Page transcription entries:
____________

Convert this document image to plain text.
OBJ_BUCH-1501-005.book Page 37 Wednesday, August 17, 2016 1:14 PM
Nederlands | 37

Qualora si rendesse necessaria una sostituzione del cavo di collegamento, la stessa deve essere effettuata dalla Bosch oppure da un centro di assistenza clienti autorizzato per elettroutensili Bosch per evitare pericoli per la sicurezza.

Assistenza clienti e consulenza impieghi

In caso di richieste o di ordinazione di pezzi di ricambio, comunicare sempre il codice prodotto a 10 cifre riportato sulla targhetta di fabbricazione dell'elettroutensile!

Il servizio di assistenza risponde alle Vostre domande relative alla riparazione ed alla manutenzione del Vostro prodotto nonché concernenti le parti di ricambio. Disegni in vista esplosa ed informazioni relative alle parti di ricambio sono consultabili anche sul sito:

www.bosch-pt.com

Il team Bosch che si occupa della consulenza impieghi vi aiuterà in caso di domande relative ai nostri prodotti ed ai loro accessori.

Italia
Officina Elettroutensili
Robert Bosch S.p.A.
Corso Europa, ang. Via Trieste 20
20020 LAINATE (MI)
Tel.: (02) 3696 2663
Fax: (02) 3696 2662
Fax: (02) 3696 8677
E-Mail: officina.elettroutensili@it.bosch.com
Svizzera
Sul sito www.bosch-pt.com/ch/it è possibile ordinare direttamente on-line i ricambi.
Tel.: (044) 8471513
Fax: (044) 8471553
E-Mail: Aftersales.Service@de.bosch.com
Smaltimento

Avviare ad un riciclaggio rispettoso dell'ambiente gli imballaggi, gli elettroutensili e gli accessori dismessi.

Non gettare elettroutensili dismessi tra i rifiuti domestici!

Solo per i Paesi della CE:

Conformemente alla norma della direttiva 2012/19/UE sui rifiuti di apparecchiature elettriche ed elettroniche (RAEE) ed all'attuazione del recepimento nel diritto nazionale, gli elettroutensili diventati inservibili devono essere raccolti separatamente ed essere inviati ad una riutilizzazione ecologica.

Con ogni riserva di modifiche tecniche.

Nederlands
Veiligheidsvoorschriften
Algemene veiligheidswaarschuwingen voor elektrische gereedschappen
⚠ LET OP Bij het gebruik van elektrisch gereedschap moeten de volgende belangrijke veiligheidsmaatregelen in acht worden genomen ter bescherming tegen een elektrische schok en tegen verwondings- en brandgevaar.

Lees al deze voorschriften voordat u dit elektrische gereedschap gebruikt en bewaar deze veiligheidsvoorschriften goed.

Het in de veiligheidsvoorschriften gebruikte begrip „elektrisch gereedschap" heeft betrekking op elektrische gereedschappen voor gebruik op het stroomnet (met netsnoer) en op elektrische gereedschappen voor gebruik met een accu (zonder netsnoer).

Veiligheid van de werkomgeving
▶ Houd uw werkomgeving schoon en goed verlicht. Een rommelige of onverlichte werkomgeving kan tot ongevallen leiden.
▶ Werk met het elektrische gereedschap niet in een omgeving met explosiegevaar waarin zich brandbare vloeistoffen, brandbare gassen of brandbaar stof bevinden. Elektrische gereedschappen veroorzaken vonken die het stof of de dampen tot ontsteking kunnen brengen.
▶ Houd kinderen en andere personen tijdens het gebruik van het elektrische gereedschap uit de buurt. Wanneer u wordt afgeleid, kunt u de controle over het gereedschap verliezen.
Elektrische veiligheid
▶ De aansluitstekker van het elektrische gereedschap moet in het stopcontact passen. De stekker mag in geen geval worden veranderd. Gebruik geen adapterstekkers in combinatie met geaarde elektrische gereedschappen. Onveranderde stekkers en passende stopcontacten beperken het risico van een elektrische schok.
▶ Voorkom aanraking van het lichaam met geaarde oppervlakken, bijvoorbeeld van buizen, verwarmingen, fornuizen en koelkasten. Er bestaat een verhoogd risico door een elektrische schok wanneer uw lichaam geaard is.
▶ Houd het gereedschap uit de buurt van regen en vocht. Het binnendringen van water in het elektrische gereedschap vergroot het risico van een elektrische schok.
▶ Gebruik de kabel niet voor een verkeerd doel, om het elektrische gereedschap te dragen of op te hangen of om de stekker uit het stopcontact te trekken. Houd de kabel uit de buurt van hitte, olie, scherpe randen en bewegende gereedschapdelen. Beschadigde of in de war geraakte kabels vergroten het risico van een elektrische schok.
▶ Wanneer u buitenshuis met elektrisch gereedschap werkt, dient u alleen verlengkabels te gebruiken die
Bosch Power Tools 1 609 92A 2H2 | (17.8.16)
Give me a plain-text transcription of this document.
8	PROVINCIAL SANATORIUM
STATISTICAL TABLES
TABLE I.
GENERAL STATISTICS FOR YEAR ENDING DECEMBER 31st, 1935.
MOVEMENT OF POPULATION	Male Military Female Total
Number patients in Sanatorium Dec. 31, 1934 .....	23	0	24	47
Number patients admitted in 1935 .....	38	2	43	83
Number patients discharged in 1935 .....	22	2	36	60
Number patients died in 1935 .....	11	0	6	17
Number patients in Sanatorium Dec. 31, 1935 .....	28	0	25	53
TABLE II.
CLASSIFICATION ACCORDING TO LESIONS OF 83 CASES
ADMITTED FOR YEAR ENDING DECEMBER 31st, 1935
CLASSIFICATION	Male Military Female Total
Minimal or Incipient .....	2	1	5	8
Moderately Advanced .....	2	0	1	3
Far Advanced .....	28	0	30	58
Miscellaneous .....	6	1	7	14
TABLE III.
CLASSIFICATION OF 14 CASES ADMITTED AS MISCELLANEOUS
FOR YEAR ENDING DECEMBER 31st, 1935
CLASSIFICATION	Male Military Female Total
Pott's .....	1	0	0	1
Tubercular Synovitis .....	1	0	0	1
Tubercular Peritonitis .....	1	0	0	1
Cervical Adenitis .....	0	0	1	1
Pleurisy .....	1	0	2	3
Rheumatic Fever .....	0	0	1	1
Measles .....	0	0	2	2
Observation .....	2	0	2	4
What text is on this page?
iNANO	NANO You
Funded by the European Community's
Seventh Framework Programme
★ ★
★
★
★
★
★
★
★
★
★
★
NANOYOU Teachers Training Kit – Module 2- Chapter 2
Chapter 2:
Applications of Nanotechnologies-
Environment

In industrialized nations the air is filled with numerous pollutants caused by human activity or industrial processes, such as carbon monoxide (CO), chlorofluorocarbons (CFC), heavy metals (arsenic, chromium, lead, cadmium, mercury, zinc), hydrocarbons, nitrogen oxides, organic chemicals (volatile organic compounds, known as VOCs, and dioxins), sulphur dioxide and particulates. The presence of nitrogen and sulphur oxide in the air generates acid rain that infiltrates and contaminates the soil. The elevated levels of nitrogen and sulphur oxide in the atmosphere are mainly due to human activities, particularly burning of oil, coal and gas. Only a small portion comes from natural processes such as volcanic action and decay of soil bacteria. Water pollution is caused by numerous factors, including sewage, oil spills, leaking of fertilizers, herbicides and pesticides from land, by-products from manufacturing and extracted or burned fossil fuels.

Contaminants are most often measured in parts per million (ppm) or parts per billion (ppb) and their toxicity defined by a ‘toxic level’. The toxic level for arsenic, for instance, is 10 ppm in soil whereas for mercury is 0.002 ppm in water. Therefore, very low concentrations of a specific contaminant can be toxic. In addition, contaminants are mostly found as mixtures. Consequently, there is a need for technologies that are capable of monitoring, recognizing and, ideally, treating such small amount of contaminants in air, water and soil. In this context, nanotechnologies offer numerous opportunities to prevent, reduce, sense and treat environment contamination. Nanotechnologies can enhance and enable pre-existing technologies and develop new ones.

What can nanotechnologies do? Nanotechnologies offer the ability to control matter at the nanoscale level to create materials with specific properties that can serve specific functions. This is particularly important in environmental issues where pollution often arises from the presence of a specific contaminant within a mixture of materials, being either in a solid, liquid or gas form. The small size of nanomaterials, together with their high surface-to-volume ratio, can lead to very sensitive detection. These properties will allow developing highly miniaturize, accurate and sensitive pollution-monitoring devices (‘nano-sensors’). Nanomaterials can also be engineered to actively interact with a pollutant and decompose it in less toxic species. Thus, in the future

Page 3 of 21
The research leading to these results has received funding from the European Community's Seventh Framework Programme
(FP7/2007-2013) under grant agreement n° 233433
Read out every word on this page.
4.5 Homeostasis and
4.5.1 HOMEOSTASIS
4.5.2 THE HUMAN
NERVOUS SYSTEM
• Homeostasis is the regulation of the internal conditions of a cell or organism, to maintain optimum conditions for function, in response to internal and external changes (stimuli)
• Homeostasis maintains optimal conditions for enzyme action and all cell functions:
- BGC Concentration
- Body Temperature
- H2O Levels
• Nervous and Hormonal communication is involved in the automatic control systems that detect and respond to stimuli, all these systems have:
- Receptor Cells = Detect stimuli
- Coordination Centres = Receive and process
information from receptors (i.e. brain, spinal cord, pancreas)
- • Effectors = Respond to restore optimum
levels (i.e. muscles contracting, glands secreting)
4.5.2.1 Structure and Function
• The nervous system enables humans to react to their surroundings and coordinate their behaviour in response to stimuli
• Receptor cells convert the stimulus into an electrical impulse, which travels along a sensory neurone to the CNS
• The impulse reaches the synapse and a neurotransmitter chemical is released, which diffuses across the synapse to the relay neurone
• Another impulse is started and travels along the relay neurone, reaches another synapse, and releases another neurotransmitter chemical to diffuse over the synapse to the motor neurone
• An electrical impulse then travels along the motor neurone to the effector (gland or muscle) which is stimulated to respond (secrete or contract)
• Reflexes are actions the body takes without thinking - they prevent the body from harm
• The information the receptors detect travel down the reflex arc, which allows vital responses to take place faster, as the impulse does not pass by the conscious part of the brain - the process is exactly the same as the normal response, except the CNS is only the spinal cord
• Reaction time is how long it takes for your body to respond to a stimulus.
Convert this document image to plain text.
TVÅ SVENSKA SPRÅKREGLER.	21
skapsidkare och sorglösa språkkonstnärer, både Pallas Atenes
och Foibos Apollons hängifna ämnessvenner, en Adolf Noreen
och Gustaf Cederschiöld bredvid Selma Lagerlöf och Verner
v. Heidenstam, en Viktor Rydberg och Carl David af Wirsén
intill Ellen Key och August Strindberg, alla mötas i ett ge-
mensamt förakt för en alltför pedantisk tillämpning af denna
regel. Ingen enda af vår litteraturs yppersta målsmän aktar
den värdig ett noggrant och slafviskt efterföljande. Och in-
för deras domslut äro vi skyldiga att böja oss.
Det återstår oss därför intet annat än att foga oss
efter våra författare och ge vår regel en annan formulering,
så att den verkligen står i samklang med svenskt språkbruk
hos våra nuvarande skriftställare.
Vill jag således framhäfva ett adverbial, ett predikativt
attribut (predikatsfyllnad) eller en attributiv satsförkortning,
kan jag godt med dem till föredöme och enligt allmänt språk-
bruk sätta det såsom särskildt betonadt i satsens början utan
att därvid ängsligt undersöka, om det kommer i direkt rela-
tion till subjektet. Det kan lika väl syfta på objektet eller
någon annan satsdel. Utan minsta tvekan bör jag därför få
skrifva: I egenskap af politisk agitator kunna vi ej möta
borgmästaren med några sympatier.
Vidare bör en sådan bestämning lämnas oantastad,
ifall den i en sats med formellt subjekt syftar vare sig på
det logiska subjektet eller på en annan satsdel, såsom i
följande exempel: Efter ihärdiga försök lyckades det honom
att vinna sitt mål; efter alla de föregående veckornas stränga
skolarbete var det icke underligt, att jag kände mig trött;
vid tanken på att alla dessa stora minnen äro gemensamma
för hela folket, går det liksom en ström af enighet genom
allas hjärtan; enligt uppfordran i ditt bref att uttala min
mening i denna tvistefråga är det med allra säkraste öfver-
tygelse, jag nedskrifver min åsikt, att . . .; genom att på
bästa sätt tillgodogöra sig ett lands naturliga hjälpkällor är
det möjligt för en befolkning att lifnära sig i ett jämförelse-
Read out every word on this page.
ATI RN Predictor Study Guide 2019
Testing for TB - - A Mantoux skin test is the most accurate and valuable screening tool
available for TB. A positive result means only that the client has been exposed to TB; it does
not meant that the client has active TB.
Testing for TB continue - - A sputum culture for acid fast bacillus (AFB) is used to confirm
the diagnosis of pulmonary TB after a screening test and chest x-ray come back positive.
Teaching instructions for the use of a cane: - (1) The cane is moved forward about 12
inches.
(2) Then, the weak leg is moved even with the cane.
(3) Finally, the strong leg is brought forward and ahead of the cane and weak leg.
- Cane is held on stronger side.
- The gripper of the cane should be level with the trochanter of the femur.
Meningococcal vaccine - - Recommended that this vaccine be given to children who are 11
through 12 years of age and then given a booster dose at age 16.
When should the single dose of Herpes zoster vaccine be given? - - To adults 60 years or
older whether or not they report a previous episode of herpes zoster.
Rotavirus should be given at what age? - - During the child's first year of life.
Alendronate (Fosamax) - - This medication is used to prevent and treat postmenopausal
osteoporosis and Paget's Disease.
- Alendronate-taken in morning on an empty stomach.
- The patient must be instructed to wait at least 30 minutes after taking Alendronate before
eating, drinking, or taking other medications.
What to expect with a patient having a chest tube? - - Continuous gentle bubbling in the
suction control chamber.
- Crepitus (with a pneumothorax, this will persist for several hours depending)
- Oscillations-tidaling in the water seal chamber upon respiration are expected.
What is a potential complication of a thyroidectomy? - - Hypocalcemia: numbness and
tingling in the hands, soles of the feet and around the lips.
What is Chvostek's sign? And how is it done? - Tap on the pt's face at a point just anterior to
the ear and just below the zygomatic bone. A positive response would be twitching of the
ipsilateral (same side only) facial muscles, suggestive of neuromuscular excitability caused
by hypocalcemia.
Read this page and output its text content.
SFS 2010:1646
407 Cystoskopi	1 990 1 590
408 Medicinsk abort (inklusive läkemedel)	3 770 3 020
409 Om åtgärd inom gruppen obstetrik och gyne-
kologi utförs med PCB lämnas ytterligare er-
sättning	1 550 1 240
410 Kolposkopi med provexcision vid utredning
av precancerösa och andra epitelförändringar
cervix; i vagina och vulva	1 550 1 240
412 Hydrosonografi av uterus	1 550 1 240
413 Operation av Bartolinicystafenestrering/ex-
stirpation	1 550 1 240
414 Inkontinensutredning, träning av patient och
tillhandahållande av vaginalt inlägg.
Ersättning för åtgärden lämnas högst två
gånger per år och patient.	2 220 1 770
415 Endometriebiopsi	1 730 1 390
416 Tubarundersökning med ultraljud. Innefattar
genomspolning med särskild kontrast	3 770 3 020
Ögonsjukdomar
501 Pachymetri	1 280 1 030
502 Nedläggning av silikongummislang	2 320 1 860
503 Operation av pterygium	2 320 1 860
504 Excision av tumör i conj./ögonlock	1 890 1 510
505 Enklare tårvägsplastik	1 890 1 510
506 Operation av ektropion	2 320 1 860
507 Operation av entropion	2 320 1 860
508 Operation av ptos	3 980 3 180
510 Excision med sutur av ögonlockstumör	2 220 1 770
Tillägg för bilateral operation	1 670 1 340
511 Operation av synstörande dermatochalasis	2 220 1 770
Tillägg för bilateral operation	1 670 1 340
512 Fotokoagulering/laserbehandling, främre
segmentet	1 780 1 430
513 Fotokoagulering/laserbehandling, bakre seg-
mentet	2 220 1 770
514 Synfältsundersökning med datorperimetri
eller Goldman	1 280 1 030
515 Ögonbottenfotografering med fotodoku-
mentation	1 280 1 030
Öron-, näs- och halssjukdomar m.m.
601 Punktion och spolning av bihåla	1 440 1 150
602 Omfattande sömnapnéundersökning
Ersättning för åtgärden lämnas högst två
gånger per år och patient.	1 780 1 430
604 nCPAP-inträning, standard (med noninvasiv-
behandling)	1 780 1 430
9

____________

- YOUR OBJECTIVE
Count the lines above that contain the word "spinal". Give only the number.

- COMPLETED TASK
2